**Stated goal:** Restate the records below word for word.
■ ■ ■ ■ ■ ■ ■
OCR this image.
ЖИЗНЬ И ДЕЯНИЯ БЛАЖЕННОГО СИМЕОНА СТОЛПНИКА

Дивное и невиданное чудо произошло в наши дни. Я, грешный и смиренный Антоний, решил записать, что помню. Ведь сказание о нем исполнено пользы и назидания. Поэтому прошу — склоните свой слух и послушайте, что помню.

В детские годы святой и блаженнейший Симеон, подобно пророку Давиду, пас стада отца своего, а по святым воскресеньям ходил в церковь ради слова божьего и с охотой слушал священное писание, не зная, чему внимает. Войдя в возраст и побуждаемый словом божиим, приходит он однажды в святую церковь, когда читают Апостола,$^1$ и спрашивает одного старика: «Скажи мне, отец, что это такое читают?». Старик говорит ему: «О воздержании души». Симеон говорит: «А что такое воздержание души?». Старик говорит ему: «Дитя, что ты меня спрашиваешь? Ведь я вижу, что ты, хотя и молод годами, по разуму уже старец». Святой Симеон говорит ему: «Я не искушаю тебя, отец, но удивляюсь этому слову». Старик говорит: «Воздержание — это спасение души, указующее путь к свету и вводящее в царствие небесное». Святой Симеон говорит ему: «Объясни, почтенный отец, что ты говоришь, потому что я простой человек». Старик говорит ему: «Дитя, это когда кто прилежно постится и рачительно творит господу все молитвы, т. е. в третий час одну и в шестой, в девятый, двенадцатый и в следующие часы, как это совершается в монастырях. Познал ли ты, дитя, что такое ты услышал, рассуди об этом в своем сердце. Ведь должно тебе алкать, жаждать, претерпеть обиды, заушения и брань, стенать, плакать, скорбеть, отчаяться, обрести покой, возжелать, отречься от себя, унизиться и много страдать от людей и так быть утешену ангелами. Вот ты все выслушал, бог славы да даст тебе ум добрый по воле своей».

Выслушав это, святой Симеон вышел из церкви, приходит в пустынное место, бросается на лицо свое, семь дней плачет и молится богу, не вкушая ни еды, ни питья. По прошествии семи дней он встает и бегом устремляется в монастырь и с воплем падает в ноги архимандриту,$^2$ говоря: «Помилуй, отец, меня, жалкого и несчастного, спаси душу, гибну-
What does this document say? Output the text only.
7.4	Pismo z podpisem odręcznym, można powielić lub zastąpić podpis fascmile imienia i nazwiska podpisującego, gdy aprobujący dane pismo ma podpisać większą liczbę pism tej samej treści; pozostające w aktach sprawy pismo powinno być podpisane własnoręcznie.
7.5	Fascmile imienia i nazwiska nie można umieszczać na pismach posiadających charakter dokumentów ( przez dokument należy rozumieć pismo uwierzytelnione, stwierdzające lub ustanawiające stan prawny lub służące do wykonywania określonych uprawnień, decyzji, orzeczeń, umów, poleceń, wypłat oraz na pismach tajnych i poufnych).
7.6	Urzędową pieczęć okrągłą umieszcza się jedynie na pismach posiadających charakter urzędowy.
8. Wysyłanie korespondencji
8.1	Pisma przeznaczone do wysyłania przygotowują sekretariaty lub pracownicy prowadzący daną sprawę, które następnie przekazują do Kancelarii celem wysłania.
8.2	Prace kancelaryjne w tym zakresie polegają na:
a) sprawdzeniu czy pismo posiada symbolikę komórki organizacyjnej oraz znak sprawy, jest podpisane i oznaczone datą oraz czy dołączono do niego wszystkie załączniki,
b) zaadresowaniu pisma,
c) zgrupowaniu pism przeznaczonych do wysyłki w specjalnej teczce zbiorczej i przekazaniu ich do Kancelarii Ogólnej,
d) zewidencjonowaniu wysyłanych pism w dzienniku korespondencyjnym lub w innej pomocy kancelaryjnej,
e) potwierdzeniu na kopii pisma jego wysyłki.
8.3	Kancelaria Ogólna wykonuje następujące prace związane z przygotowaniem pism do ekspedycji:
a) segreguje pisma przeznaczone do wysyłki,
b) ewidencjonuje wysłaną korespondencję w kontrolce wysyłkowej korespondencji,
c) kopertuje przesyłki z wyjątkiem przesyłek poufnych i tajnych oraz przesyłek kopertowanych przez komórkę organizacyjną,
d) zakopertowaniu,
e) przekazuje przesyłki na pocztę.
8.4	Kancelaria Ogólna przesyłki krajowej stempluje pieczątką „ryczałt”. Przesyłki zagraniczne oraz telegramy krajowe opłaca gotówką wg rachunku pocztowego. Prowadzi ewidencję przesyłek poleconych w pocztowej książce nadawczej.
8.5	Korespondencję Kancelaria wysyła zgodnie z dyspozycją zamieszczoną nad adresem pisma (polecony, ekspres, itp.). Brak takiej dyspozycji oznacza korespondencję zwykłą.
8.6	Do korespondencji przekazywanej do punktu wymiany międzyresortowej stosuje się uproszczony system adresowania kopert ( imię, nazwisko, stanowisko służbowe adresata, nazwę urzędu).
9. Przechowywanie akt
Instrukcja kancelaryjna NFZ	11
■ ■ ■ ■ ■ ■ ■
**Response:**
OCR this image.
ЖИЗНЬ И ДЕЯНИЯ БЛАЖЕННОГО СИМЕОНА СТОЛПНИКА

Дивное и невиданное чудо произошло в наши дни. Я, грешный и смиренный Антоний, решил записать, что помню. Ведь сказание о нем исполнено пользы и назидания. Поэтому прошу — склоните свой слух и послушайте, что помню.

В детские годы святой и блаженнейший Симеон, подобно пророку Давиду, пас стада отца своего, а по святым воскресеньям ходил в церковь ради слова божьего и с охотой слушал священное писание, не зная, чему внимает. Войдя в возраст и побуждаемый словом божиим, приходит он однажды в святую церковь, когда читают Апостола,$^1$ и спрашивает одного старика: «Скажи мне, отец, что это такое читают?». Старик говорит ему: «О воздержании души». Симеон говорит: «А что такое воздержание души?». Старик говорит ему: «Дитя, что ты меня спрашиваешь? Ведь я вижу, что ты, хотя и молод годами, по разуму уже старец». Святой Симеон говорит ему: «Я не искушаю тебя, отец, но удивляюсь этому слову». Старик говорит: «Воздержание — это спасение души, указующее путь к свету и вводящее в царствие небесное». Святой Симеон говорит ему: «Объясни, почтенный отец, что ты говоришь, потому что я простой человек». Старик говорит ему: «Дитя, это когда кто прилежно постится и рачительно творит господу все молитвы, т. е. в третий час одну и в шестой, в девятый, двенадцатый и в следующие часы, как это совершается в монастырях. Познал ли ты, дитя, что такое ты услышал, рассуди об этом в своем сердце. Ведь должно тебе алкать, жаждать, претерпеть обиды, заушения и брань, стенать, плакать, скорбеть, отчаяться, обрести покой, возжелать, отречься от себя, унизиться и много страдать от людей и так быть утешену ангелами. Вот ты все выслушал, бог славы да даст тебе ум добрый по воле своей».

Выслушав это, святой Симеон вышел из церкви, приходит в пустынное место, бросается на лицо свое, семь дней плачет и молится богу, не вкушая ни еды, ни питья. По прошествии семи дней он встает и бегом устремляется в монастырь и с воплем падает в ноги архимандриту,$^2$ говоря: «Помилуй, отец, меня, жалкого и несчастного, спаси душу, гибну-
What does this document say? Output the text only.
7.4	Pismo z podpisem odręcznym, można powielić lub zastąpić podpis fascmile imienia i nazwiska podpisującego, gdy aprobujący dane pismo ma podpisać większą liczbę pism tej samej treści; pozostające w aktach sprawy pismo powinno być podpisane własnoręcznie.
7.5	Fascmile imienia i nazwiska nie można umieszczać na pismach posiadających charakter dokumentów ( przez dokument należy rozumieć pismo uwierzytelnione, stwierdzające lub ustanawiające stan prawny lub służące do wykonywania określonych uprawnień, decyzji, orzeczeń, umów, poleceń, wypłat oraz na pismach tajnych i poufnych).
7.6	Urzędową pieczęć okrągłą umieszcza się jedynie na pismach posiadających charakter urzędowy.
8. Wysyłanie korespondencji
8.1	Pisma przeznaczone do wysyłania przygotowują sekretariaty lub pracownicy prowadzący daną sprawę, które następnie przekazują do Kancelarii celem wysłania.
8.2	Prace kancelaryjne w tym zakresie polegają na:
a) sprawdzeniu czy pismo posiada symbolikę komórki organizacyjnej oraz znak sprawy, jest podpisane i oznaczone datą oraz czy dołączono do niego wszystkie załączniki,
b) zaadresowaniu pisma,
c) zgrupowaniu pism przeznaczonych do wysyłki w specjalnej teczce zbiorczej i przekazaniu ich do Kancelarii Ogólnej,
d) zewidencjonowaniu wysyłanych pism w dzienniku korespondencyjnym lub w innej pomocy kancelaryjnej,
e) potwierdzeniu na kopii pisma jego wysyłki.
8.3	Kancelaria Ogólna wykonuje następujące prace związane z przygotowaniem pism do ekspedycji:
a) segreguje pisma przeznaczone do wysyłki,
b) ewidencjonuje wysłaną korespondencję w kontrolce wysyłkowej korespondencji,
c) kopertuje przesyłki z wyjątkiem przesyłek poufnych i tajnych oraz przesyłek kopertowanych przez komórkę organizacyjną,
d) zakopertowaniu,
e) przekazuje przesyłki na pocztę.
8.4	Kancelaria Ogólna przesyłki krajowej stempluje pieczątką „ryczałt”. Przesyłki zagraniczne oraz telegramy krajowe opłaca gotówką wg rachunku pocztowego. Prowadzi ewidencję przesyłek poleconych w pocztowej książce nadawczej.
8.5	Korespondencję Kancelaria wysyła zgodnie z dyspozycją zamieszczoną nad adresem pisma (polecony, ekspres, itp.). Brak takiej dyspozycji oznacza korespondencję zwykłą.
8.6	Do korespondencji przekazywanej do punktu wymiany międzyresortowej stosuje się uproszczony system adresowania kopert ( imię, nazwisko, stanowisko służbowe adresata, nazwę urzędu).
9. Przechowywanie akt
Instrukcja kancelaryjna NFZ	11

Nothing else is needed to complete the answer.